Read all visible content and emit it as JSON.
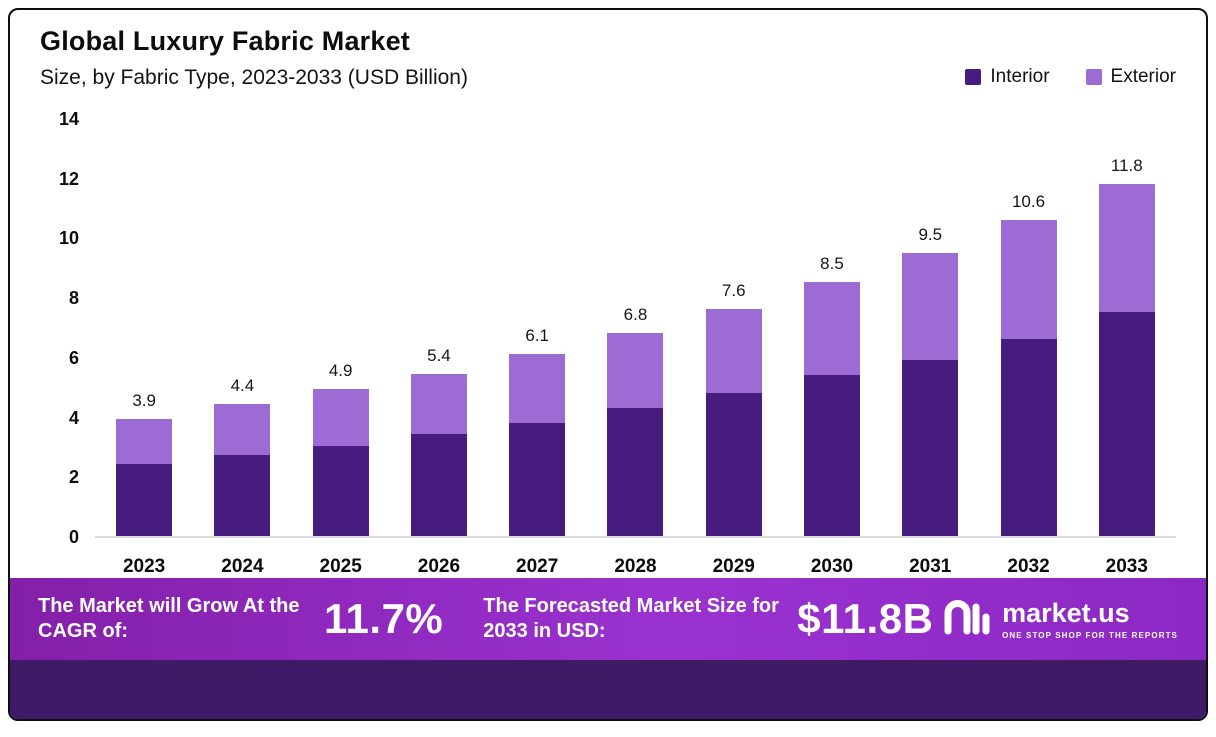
{
  "header": {
    "title": "Global Luxury Fabric Market",
    "subtitle": "Size, by Fabric Type, 2023-2033 (USD Billion)"
  },
  "chart_data": {
    "type": "bar",
    "stacked": true,
    "title": "Global Luxury Fabric Market",
    "subtitle": "Size, by Fabric Type, 2023-2033 (USD Billion)",
    "unit": "USD Billion",
    "categories": [
      "2023",
      "2024",
      "2025",
      "2026",
      "2027",
      "2028",
      "2029",
      "2030",
      "2031",
      "2032",
      "2033"
    ],
    "series": [
      {
        "name": "Interior",
        "color": "#471c7e",
        "values": [
          2.4,
          2.7,
          3.0,
          3.4,
          3.8,
          4.3,
          4.8,
          5.4,
          5.9,
          6.6,
          7.5
        ]
      },
      {
        "name": "Exterior",
        "color": "#9d6bd4",
        "values": [
          1.5,
          1.7,
          1.9,
          2.0,
          2.3,
          2.5,
          2.8,
          3.1,
          3.6,
          4.0,
          4.3
        ]
      }
    ],
    "totals": [
      3.9,
      4.4,
      4.9,
      5.4,
      6.1,
      6.8,
      7.6,
      8.5,
      9.5,
      10.6,
      11.8
    ],
    "ylim": [
      0,
      14
    ],
    "yticks": [
      0,
      2,
      4,
      6,
      8,
      10,
      12,
      14
    ],
    "grid": false,
    "legend_position": "top-right"
  },
  "footer": {
    "cagr_label": "The Market will Grow At the CAGR of:",
    "cagr_value": "11.7%",
    "forecast_label": "The Forecasted Market Size for 2033 in USD:",
    "forecast_value": "$11.8B",
    "brand_name": "market.us",
    "brand_tagline": "ONE STOP SHOP FOR THE REPORTS"
  }
}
◆ ◆ ◆
**To do**
Reproduce the listing word for word and omit its pictures.

**Exercise answer**
Read all visible content and emit it as JSON.
{
  "header": {
    "title": "Global Luxury Fabric Market",
    "subtitle": "Size, by Fabric Type, 2023-2033 (USD Billion)"
  },
  "chart_data": {
    "type": "bar",
    "stacked": true,
    "title": "Global Luxury Fabric Market",
    "subtitle": "Size, by Fabric Type, 2023-2033 (USD Billion)",
    "unit": "USD Billion",
    "categories": [
      "2023",
      "2024",
      "2025",
      "2026",
      "2027",
      "2028",
      "2029",
      "2030",
      "2031",
      "2032",
      "2033"
    ],
    "series": [
      {
        "name": "Interior",
        "color": "#471c7e",
        "values": [
          2.4,
          2.7,
          3.0,
          3.4,
          3.8,
          4.3,
          4.8,
          5.4,
          5.9,
          6.6,
          7.5
        ]
      },
      {
        "name": "Exterior",
        "color": "#9d6bd4",
        "values": [
          1.5,
          1.7,
          1.9,
          2.0,
          2.3,
          2.5,
          2.8,
          3.1,
          3.6,
          4.0,
          4.3
        ]
      }
    ],
    "totals": [
      3.9,
      4.4,
      4.9,
      5.4,
      6.1,
      6.8,
      7.6,
      8.5,
      9.5,
      10.6,
      11.8
    ],
    "ylim": [
      0,
      14
    ],
    "yticks": [
      0,
      2,
      4,
      6,
      8,
      10,
      12,
      14
    ],
    "grid": false,
    "legend_position": "top-right"
  },
  "footer": {
    "cagr_label": "The Market will Grow At the CAGR of:",
    "cagr_value": "11.7%",
    "forecast_label": "The Forecasted Market Size for 2033 in USD:",
    "forecast_value": "$11.8B",
    "brand_name": "market.us",
    "brand_tagline": "ONE STOP SHOP FOR THE REPORTS"
  }
}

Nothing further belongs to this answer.